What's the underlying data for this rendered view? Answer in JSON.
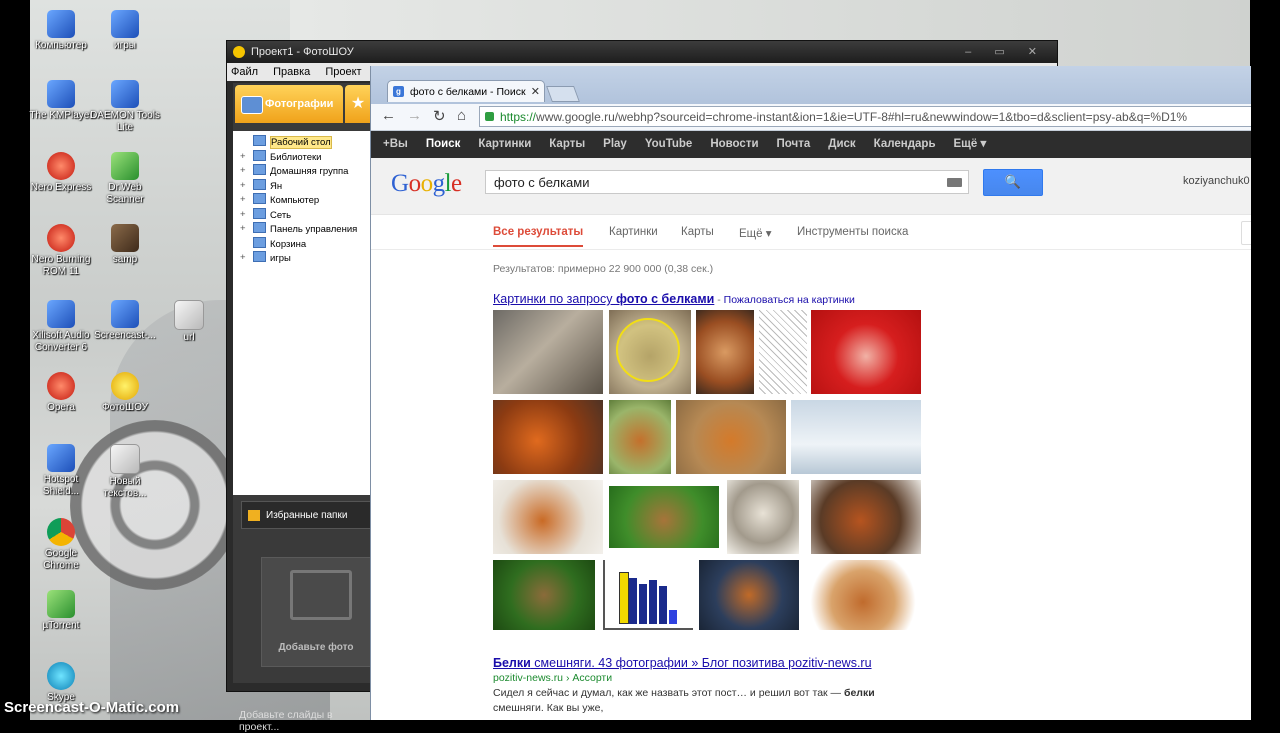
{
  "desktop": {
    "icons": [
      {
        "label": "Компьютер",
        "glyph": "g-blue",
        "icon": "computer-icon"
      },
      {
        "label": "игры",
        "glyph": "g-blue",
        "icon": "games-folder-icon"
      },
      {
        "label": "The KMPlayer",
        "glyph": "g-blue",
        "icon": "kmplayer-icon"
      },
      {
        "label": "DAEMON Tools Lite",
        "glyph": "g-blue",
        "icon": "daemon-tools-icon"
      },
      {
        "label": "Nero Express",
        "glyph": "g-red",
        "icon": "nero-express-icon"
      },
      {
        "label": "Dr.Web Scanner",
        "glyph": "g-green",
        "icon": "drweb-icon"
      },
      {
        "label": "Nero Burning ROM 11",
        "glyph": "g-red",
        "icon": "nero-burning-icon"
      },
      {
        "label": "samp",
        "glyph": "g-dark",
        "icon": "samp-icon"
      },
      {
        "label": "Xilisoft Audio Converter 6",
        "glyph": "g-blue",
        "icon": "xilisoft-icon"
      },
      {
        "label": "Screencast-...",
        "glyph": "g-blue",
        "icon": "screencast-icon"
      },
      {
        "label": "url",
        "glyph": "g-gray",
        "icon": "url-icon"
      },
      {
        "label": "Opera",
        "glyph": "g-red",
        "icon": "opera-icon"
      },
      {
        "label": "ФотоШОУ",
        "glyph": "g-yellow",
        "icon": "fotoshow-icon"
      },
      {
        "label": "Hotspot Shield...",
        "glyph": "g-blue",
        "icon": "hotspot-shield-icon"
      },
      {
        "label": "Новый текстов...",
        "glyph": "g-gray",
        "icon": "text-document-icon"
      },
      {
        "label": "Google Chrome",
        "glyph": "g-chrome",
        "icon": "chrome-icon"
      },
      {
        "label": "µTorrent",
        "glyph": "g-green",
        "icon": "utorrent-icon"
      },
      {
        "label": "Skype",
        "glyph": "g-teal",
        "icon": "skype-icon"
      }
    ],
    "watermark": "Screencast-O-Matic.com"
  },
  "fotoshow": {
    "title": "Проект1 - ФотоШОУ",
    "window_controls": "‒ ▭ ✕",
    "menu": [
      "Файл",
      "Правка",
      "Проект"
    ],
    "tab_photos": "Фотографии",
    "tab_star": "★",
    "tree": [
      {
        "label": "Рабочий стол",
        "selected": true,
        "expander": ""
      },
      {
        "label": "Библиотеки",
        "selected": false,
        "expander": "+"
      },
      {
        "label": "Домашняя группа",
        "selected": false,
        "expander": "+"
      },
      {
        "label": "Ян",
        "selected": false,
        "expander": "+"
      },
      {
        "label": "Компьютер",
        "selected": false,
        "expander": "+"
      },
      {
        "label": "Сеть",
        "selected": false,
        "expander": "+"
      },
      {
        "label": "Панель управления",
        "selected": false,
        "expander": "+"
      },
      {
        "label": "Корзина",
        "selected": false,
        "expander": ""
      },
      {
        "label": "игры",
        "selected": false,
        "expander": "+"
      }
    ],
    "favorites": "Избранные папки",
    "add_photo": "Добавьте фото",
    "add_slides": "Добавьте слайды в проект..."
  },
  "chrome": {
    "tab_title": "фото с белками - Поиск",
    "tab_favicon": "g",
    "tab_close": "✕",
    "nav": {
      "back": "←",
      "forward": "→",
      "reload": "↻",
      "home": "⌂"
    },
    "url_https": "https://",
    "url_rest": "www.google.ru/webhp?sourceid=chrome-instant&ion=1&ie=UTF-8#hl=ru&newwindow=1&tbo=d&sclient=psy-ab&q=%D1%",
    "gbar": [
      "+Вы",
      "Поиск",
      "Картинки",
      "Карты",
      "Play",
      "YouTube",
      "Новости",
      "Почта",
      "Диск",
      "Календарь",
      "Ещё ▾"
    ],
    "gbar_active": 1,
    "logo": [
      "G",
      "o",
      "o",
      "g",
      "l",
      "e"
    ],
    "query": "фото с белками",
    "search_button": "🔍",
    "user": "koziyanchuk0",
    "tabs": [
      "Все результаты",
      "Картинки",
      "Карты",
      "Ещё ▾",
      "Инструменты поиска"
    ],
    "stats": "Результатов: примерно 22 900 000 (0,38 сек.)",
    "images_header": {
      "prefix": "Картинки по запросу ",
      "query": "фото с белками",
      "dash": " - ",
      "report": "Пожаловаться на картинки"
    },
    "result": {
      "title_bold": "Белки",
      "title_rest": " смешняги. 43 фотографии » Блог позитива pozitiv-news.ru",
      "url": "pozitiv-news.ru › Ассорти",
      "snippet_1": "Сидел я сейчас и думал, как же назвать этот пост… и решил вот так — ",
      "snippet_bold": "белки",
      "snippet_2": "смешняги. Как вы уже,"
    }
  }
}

# WHAT IS NEEDED
Leave the images out, please, and restate each line word for word.

# REPLY
What's the underlying data for this rendered view? Answer in JSON.
{
  "desktop": {
    "icons": [
      {
        "label": "Компьютер",
        "glyph": "g-blue",
        "icon": "computer-icon"
      },
      {
        "label": "игры",
        "glyph": "g-blue",
        "icon": "games-folder-icon"
      },
      {
        "label": "The KMPlayer",
        "glyph": "g-blue",
        "icon": "kmplayer-icon"
      },
      {
        "label": "DAEMON Tools Lite",
        "glyph": "g-blue",
        "icon": "daemon-tools-icon"
      },
      {
        "label": "Nero Express",
        "glyph": "g-red",
        "icon": "nero-express-icon"
      },
      {
        "label": "Dr.Web Scanner",
        "glyph": "g-green",
        "icon": "drweb-icon"
      },
      {
        "label": "Nero Burning ROM 11",
        "glyph": "g-red",
        "icon": "nero-burning-icon"
      },
      {
        "label": "samp",
        "glyph": "g-dark",
        "icon": "samp-icon"
      },
      {
        "label": "Xilisoft Audio Converter 6",
        "glyph": "g-blue",
        "icon": "xilisoft-icon"
      },
      {
        "label": "Screencast-...",
        "glyph": "g-blue",
        "icon": "screencast-icon"
      },
      {
        "label": "url",
        "glyph": "g-gray",
        "icon": "url-icon"
      },
      {
        "label": "Opera",
        "glyph": "g-red",
        "icon": "opera-icon"
      },
      {
        "label": "ФотоШОУ",
        "glyph": "g-yellow",
        "icon": "fotoshow-icon"
      },
      {
        "label": "Hotspot Shield...",
        "glyph": "g-blue",
        "icon": "hotspot-shield-icon"
      },
      {
        "label": "Новый текстов...",
        "glyph": "g-gray",
        "icon": "text-document-icon"
      },
      {
        "label": "Google Chrome",
        "glyph": "g-chrome",
        "icon": "chrome-icon"
      },
      {
        "label": "µTorrent",
        "glyph": "g-green",
        "icon": "utorrent-icon"
      },
      {
        "label": "Skype",
        "glyph": "g-teal",
        "icon": "skype-icon"
      }
    ],
    "watermark": "Screencast-O-Matic.com"
  },
  "fotoshow": {
    "title": "Проект1 - ФотоШОУ",
    "window_controls": "‒ ▭ ✕",
    "menu": [
      "Файл",
      "Правка",
      "Проект"
    ],
    "tab_photos": "Фотографии",
    "tab_star": "★",
    "tree": [
      {
        "label": "Рабочий стол",
        "selected": true,
        "expander": ""
      },
      {
        "label": "Библиотеки",
        "selected": false,
        "expander": "+"
      },
      {
        "label": "Домашняя группа",
        "selected": false,
        "expander": "+"
      },
      {
        "label": "Ян",
        "selected": false,
        "expander": "+"
      },
      {
        "label": "Компьютер",
        "selected": false,
        "expander": "+"
      },
      {
        "label": "Сеть",
        "selected": false,
        "expander": "+"
      },
      {
        "label": "Панель управления",
        "selected": false,
        "expander": "+"
      },
      {
        "label": "Корзина",
        "selected": false,
        "expander": ""
      },
      {
        "label": "игры",
        "selected": false,
        "expander": "+"
      }
    ],
    "favorites": "Избранные папки",
    "add_photo": "Добавьте фото",
    "add_slides": "Добавьте слайды в проект..."
  },
  "chrome": {
    "tab_title": "фото с белками - Поиск",
    "tab_favicon": "g",
    "tab_close": "✕",
    "nav": {
      "back": "←",
      "forward": "→",
      "reload": "↻",
      "home": "⌂"
    },
    "url_https": "https://",
    "url_rest": "www.google.ru/webhp?sourceid=chrome-instant&ion=1&ie=UTF-8#hl=ru&newwindow=1&tbo=d&sclient=psy-ab&q=%D1%",
    "gbar": [
      "+Вы",
      "Поиск",
      "Картинки",
      "Карты",
      "Play",
      "YouTube",
      "Новости",
      "Почта",
      "Диск",
      "Календарь",
      "Ещё ▾"
    ],
    "gbar_active": 1,
    "logo": [
      "G",
      "o",
      "o",
      "g",
      "l",
      "e"
    ],
    "query": "фото с белками",
    "search_button": "🔍",
    "user": "koziyanchuk0",
    "tabs": [
      "Все результаты",
      "Картинки",
      "Карты",
      "Ещё ▾",
      "Инструменты поиска"
    ],
    "stats": "Результатов: примерно 22 900 000 (0,38 сек.)",
    "images_header": {
      "prefix": "Картинки по запросу ",
      "query": "фото с белками",
      "dash": " - ",
      "report": "Пожаловаться на картинки"
    },
    "result": {
      "title_bold": "Белки",
      "title_rest": " смешняги. 43 фотографии » Блог позитива pozitiv-news.ru",
      "url": "pozitiv-news.ru › Ассорти",
      "snippet_1": "Сидел я сейчас и думал, как же назвать этот пост… и решил вот так — ",
      "snippet_bold": "белки",
      "snippet_2": "смешняги. Как вы уже,"
    }
  }
}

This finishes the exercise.